→ **WHAT YOU WILL DO**: Print out every line, exactly as written.

[A block of data]
● ● ●
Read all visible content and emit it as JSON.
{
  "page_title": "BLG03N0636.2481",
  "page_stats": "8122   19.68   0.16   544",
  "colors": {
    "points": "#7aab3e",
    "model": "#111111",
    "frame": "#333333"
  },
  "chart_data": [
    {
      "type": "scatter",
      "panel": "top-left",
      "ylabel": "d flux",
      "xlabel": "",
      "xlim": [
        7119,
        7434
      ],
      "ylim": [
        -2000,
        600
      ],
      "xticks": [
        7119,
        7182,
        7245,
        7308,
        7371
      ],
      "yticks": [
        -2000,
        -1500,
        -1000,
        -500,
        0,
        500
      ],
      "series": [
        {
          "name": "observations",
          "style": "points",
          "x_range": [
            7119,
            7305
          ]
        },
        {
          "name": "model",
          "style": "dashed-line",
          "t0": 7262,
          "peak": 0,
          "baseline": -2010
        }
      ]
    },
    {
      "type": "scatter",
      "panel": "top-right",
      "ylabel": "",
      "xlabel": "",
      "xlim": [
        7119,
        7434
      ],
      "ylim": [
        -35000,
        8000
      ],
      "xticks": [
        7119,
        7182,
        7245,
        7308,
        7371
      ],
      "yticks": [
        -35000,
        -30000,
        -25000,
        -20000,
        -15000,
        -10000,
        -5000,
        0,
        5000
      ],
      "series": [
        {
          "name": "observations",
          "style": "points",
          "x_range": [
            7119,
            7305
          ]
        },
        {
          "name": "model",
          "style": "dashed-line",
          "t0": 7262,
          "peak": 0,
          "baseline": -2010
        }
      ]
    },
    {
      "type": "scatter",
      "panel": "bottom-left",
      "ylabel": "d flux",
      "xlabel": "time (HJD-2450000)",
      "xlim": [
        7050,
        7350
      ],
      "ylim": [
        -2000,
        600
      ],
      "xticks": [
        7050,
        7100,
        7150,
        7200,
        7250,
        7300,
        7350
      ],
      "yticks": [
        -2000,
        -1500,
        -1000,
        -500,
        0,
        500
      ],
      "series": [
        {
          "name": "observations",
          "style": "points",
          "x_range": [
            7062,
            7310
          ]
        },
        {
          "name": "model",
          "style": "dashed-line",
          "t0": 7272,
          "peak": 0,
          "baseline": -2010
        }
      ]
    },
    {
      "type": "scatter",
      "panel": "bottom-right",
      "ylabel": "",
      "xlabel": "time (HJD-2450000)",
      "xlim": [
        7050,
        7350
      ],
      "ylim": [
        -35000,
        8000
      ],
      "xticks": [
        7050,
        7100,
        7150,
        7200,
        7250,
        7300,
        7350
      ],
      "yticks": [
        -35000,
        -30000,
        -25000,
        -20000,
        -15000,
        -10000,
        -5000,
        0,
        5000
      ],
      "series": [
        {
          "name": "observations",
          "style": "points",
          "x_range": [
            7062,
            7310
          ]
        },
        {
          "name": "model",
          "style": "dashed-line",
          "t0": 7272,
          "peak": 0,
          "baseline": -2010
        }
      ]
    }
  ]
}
● ● ●
→ **REPLY TO THE EXERCISE**:
Read all visible content and emit it as JSON.
{
  "page_title": "BLG03N0636.2481",
  "page_stats": "8122   19.68   0.16   544",
  "colors": {
    "points": "#7aab3e",
    "model": "#111111",
    "frame": "#333333"
  },
  "chart_data": [
    {
      "type": "scatter",
      "panel": "top-left",
      "ylabel": "d flux",
      "xlabel": "",
      "xlim": [
        7119,
        7434
      ],
      "ylim": [
        -2000,
        600
      ],
      "xticks": [
        7119,
        7182,
        7245,
        7308,
        7371
      ],
      "yticks": [
        -2000,
        -1500,
        -1000,
        -500,
        0,
        500
      ],
      "series": [
        {
          "name": "observations",
          "style": "points",
          "x_range": [
            7119,
            7305
          ]
        },
        {
          "name": "model",
          "style": "dashed-line",
          "t0": 7262,
          "peak": 0,
          "baseline": -2010
        }
      ]
    },
    {
      "type": "scatter",
      "panel": "top-right",
      "ylabel": "",
      "xlabel": "",
      "xlim": [
        7119,
        7434
      ],
      "ylim": [
        -35000,
        8000
      ],
      "xticks": [
        7119,
        7182,
        7245,
        7308,
        7371
      ],
      "yticks": [
        -35000,
        -30000,
        -25000,
        -20000,
        -15000,
        -10000,
        -5000,
        0,
        5000
      ],
      "series": [
        {
          "name": "observations",
          "style": "points",
          "x_range": [
            7119,
            7305
          ]
        },
        {
          "name": "model",
          "style": "dashed-line",
          "t0": 7262,
          "peak": 0,
          "baseline": -2010
        }
      ]
    },
    {
      "type": "scatter",
      "panel": "bottom-left",
      "ylabel": "d flux",
      "xlabel": "time (HJD-2450000)",
      "xlim": [
        7050,
        7350
      ],
      "ylim": [
        -2000,
        600
      ],
      "xticks": [
        7050,
        7100,
        7150,
        7200,
        7250,
        7300,
        7350
      ],
      "yticks": [
        -2000,
        -1500,
        -1000,
        -500,
        0,
        500
      ],
      "series": [
        {
          "name": "observations",
          "style": "points",
          "x_range": [
            7062,
            7310
          ]
        },
        {
          "name": "model",
          "style": "dashed-line",
          "t0": 7272,
          "peak": 0,
          "baseline": -2010
        }
      ]
    },
    {
      "type": "scatter",
      "panel": "bottom-right",
      "ylabel": "",
      "xlabel": "time (HJD-2450000)",
      "xlim": [
        7050,
        7350
      ],
      "ylim": [
        -35000,
        8000
      ],
      "xticks": [
        7050,
        7100,
        7150,
        7200,
        7250,
        7300,
        7350
      ],
      "yticks": [
        -35000,
        -30000,
        -25000,
        -20000,
        -15000,
        -10000,
        -5000,
        0,
        5000
      ],
      "series": [
        {
          "name": "observations",
          "style": "points",
          "x_range": [
            7062,
            7310
          ]
        },
        {
          "name": "model",
          "style": "dashed-line",
          "t0": 7272,
          "peak": 0,
          "baseline": -2010
        }
      ]
    }
  ]
}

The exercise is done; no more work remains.